* Problem to work on: Read the entries below and pull out each line with the string "axis".

[Collected data entries]
------------------------------------------------------------------------
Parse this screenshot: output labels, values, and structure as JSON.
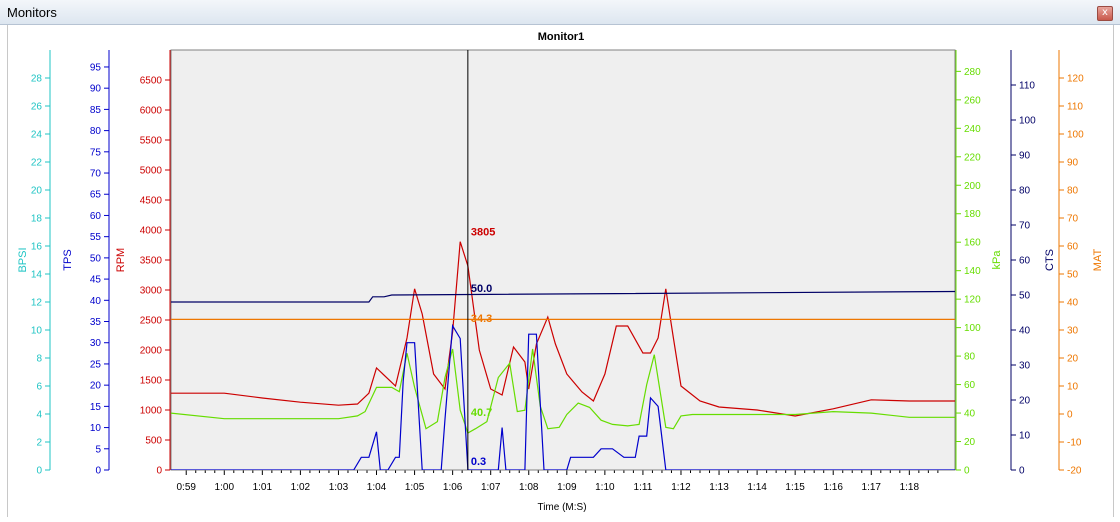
{
  "window": {
    "title": "Monitors",
    "close_glyph": "x"
  },
  "chart_data": {
    "type": "line",
    "title": "Monitor1",
    "xlabel": "Time (M:S)",
    "x_ticks": [
      "0:59",
      "1:00",
      "1:01",
      "1:02",
      "1:03",
      "1:04",
      "1:05",
      "1:06",
      "1:07",
      "1:08",
      "1:09",
      "1:10",
      "1:11",
      "1:12",
      "1:13",
      "1:14",
      "1:15",
      "1:16",
      "1:17",
      "1:18"
    ],
    "x_range_seconds": [
      58.6,
      1159.2
    ],
    "cursor": {
      "time": "1:06.4",
      "time_seconds": 66.4
    },
    "grid": false,
    "background": "#efefef",
    "axes": [
      {
        "id": "BPSI",
        "label": "BPSI",
        "color": "#1fc4c4",
        "side": "left",
        "min": 0,
        "max": 30,
        "ticks": [
          0,
          2,
          4,
          6,
          8,
          10,
          12,
          14,
          16,
          18,
          20,
          22,
          24,
          26,
          28
        ]
      },
      {
        "id": "TPS",
        "label": "TPS",
        "color": "#0000cc",
        "side": "left",
        "min": 0,
        "max": 99,
        "ticks": [
          0,
          5,
          10,
          15,
          20,
          25,
          30,
          35,
          40,
          45,
          50,
          55,
          60,
          65,
          70,
          75,
          80,
          85,
          90,
          95
        ]
      },
      {
        "id": "RPM",
        "label": "RPM",
        "color": "#cc0000",
        "side": "left",
        "min": 0,
        "max": 7000,
        "ticks": [
          0,
          500,
          1000,
          1500,
          2000,
          2500,
          3000,
          3500,
          4000,
          4500,
          5000,
          5500,
          6000,
          6500
        ]
      },
      {
        "id": "kPa",
        "label": "kPa",
        "color": "#66dd00",
        "side": "right",
        "min": 0,
        "max": 295,
        "ticks": [
          0,
          20,
          40,
          60,
          80,
          100,
          120,
          140,
          160,
          180,
          200,
          220,
          240,
          260,
          280
        ]
      },
      {
        "id": "CTS",
        "label": "CTS",
        "color": "#000066",
        "side": "right",
        "min": 0,
        "max": 120,
        "ticks": [
          0,
          10,
          20,
          30,
          40,
          50,
          60,
          70,
          80,
          90,
          100,
          110
        ]
      },
      {
        "id": "MAT",
        "label": "MAT",
        "color": "#ee7700",
        "side": "right",
        "min": -20,
        "max": 130,
        "ticks": [
          -20,
          -10,
          0,
          10,
          20,
          30,
          40,
          50,
          60,
          70,
          80,
          90,
          100,
          110,
          120
        ]
      }
    ],
    "series": [
      {
        "name": "RPM",
        "axis": "RPM",
        "color": "#cc0000",
        "cursor_value": "3805",
        "x": [
          58.6,
          60,
          61,
          62,
          63,
          63.5,
          63.8,
          64.0,
          64.5,
          64.8,
          65.0,
          65.2,
          65.5,
          65.8,
          66.0,
          66.2,
          66.4,
          66.7,
          67.0,
          67.3,
          67.6,
          67.9,
          68.0,
          68.2,
          68.5,
          68.7,
          69.0,
          69.4,
          69.7,
          70.0,
          70.3,
          70.6,
          71.0,
          71.2,
          71.4,
          71.6,
          71.8,
          72.0,
          72.5,
          73,
          74,
          75,
          76,
          77,
          78,
          79.2
        ],
        "y": [
          1280,
          1280,
          1200,
          1130,
          1080,
          1100,
          1280,
          1700,
          1400,
          2200,
          3020,
          2600,
          1600,
          1350,
          2300,
          3805,
          3400,
          2000,
          1350,
          1250,
          2050,
          1800,
          1350,
          2100,
          2550,
          2100,
          1600,
          1300,
          1150,
          1600,
          2400,
          2400,
          1950,
          1950,
          2200,
          3020,
          2200,
          1400,
          1150,
          1050,
          1000,
          900,
          1020,
          1170,
          1150,
          1150
        ]
      },
      {
        "name": "kPa",
        "axis": "kPa",
        "color": "#66dd00",
        "cursor_value": "40.7",
        "x": [
          58.6,
          60,
          61,
          62,
          63,
          63.5,
          63.7,
          64.0,
          64.4,
          64.6,
          64.8,
          65.0,
          65.3,
          65.6,
          65.8,
          66.0,
          66.2,
          66.4,
          66.6,
          66.9,
          67.2,
          67.5,
          67.7,
          67.9,
          68.1,
          68.3,
          68.5,
          68.8,
          69.0,
          69.3,
          69.6,
          69.9,
          70.2,
          70.6,
          70.9,
          71.1,
          71.3,
          71.6,
          71.8,
          72.0,
          72.3,
          73,
          74,
          75,
          76,
          77,
          78,
          79.2
        ],
        "y": [
          40,
          36,
          36,
          36,
          36,
          38,
          41,
          58,
          58,
          55,
          82,
          58,
          29,
          34,
          65,
          85,
          42,
          26,
          29,
          34,
          65,
          75,
          41,
          42,
          85,
          45,
          29,
          30,
          39,
          47,
          44,
          35,
          32,
          31,
          32,
          60,
          81,
          30,
          29,
          38,
          39,
          39,
          39,
          39,
          41,
          40,
          37,
          37
        ]
      },
      {
        "name": "TPS",
        "axis": "TPS",
        "color": "#0000cc",
        "cursor_value": "0.3",
        "x": [
          58.6,
          63.4,
          63.6,
          63.8,
          64.0,
          64.1,
          64.3,
          64.5,
          64.6,
          64.7,
          64.8,
          65.0,
          65.2,
          65.7,
          65.8,
          66.0,
          66.2,
          66.4,
          66.5,
          67.2,
          67.3,
          67.4,
          67.6,
          67.9,
          68.0,
          68.2,
          68.4,
          69.0,
          69.1,
          69.5,
          69.7,
          69.9,
          70.0,
          70.2,
          70.5,
          70.8,
          70.9,
          71.1,
          71.2,
          71.4,
          71.6,
          79.2
        ],
        "y": [
          0,
          0,
          3,
          3,
          9,
          0,
          0,
          3,
          3,
          21,
          30,
          30,
          0,
          0,
          12,
          34,
          31,
          0,
          0,
          0,
          10,
          0,
          0,
          0,
          32,
          32,
          0,
          0,
          3,
          3,
          3,
          5,
          5,
          5,
          3,
          3,
          8,
          8,
          17,
          15,
          0,
          0
        ]
      },
      {
        "name": "CTS",
        "axis": "CTS",
        "color": "#000066",
        "cursor_value": "50.0",
        "x": [
          58.6,
          63.8,
          63.9,
          64.2,
          64.4,
          79.2
        ],
        "y": [
          48,
          48,
          49.5,
          49.5,
          50,
          51
        ]
      },
      {
        "name": "MAT",
        "axis": "MAT",
        "color": "#ee7700",
        "cursor_value": "34.3",
        "x": [
          58.6,
          79.2
        ],
        "y": [
          33.8,
          33.8
        ]
      }
    ]
  }
}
------------------------------------------------------------------------
* Complete output:
        "axis": "RPM",
        "axis": "kPa",
        "axis": "TPS",
        "axis": "CTS",
        "axis": "MAT",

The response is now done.